> [TEXTO FORNECIDO]
UMA PONTE PARA O OCIDENTE
(O IDIOTA)

Como atrás ficou dito, RASHOMON foi decisivo na obra do cineasta. A vários níveis. Se por um lado permitiu a divulgação do seu trabalho no Ocidente, por outro abriu ao realizador o espaço e a liberdade para a concretização de projectos muito mais ambiciosos e dispendiosos no contexto da indústria japonesa. Além disso, depois de Kurosawa ficava aberto o mercado internacional para um lote significativo de cineastas oriundos daquelas paragens asiáticas. Adaptando duas novelas de Ryunosuke Akutagawa, o filme propõe-nos uma visão “pirandelliana” do mundo, onde cada personagem, incluindo o morto, nos dá a sua versão dos acontecimentos acerca de um caso de violação ocorrido no Japão medieval. Inicia-se uma nova fase na carreira do realizador, que escolhe adaptar clássicos da literatura universal enquadrados no contexto cultural japonês. HKUCHI (O IDIOTA) (51), adaptado do célebre romance de Dostoievsky, KUMONOSU-JO (O TRONO DE SANGUE) (57), baseado no clássico shakespeareano “Macbeth”, e DONZOKO (57), segundo um texto de Gorki, constituem um primeiro fôlego, nesta verdadeira fornalha de clássicos da literatura transformados em clássicos do cinema.

> [MATERIAL FORNECIDO]

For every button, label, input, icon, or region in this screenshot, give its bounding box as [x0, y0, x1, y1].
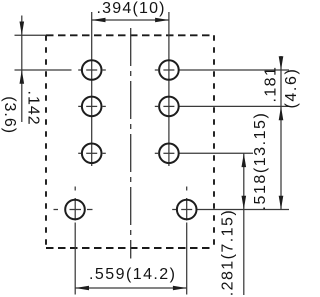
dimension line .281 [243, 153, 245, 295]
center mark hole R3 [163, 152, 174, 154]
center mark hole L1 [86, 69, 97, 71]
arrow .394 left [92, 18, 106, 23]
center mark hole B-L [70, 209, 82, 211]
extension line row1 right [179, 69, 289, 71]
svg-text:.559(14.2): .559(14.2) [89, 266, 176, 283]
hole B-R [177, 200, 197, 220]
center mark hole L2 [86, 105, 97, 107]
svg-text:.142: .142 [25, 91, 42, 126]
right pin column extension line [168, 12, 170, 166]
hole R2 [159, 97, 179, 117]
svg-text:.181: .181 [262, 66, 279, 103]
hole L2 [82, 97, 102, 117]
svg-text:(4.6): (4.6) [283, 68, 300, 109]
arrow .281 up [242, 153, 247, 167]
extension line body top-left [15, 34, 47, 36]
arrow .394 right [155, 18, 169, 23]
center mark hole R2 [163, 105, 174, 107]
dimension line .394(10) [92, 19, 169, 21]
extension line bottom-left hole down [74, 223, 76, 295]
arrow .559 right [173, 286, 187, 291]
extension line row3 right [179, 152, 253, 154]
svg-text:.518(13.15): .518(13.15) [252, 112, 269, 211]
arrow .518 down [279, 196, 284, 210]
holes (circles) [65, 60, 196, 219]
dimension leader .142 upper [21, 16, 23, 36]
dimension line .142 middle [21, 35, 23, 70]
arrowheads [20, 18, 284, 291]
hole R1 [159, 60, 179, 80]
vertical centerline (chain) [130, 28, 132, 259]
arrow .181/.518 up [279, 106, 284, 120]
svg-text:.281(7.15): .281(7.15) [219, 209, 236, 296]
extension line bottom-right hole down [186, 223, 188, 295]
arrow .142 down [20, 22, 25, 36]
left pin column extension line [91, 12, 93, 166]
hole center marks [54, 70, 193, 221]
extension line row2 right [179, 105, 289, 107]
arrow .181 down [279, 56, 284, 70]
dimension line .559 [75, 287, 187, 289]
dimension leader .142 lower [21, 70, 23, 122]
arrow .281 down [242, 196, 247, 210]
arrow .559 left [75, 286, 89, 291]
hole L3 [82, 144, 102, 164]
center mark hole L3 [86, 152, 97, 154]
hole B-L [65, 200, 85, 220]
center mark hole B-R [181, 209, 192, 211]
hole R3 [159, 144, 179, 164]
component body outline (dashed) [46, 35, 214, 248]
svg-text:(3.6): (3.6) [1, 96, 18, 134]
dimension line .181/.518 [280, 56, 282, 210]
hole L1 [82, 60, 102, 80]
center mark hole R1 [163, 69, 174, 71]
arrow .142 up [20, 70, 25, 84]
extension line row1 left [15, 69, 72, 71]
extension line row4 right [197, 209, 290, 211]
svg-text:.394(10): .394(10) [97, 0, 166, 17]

> [TAREFA ESCRITA 1] No texto sobre a obra de Kurosawa, de que obra foi adaptado O IDIOTA?
> [TAREFA ESCRITA 2] Reproduza, sem nenhuma alteração, o trecho das linhas que vai da linha que contém "dimension line .281 [243, 153, 245, 295]" até a linha que contém "extension line row3", com as duas incluídas.
O texto e as linhas não têm qualquer ligação entre si.

> [RESPOSTA COMPLETA 1] Do célebre romance de Dostoievsky.

> [RESPOSTA COMPLETA 2]
dimension line .281 [243, 153, 245, 295]
center mark hole R3 [163, 152, 174, 154]
center mark hole L1 [86, 69, 97, 71]
arrow .394 left [92, 18, 106, 23]
center mark hole B-L [70, 209, 82, 211]
extension line row1 right [179, 69, 289, 71]
svg-text:.559(14.2): .559(14.2) [89, 266, 176, 283]
hole B-R [177, 200, 197, 220]
center mark hole L2 [86, 105, 97, 107]
svg-text:.142: .142 [25, 91, 42, 126]
right pin column extension line [168, 12, 170, 166]
hole R2 [159, 97, 179, 117]
svg-text:.181: .181 [262, 66, 279, 103]
hole L2 [82, 97, 102, 117]
svg-text:(4.6): (4.6) [283, 68, 300, 109]
arrow .281 up [242, 153, 247, 167]
extension line body top-left [15, 34, 47, 36]
arrow .394 right [155, 18, 169, 23]
center mark hole R2 [163, 105, 174, 107]
dimension line .394(10) [92, 19, 169, 21]
extension line bottom-left hole down [74, 223, 76, 295]
arrow .559 right [173, 286, 187, 291]
extension line row3 right [179, 152, 253, 154]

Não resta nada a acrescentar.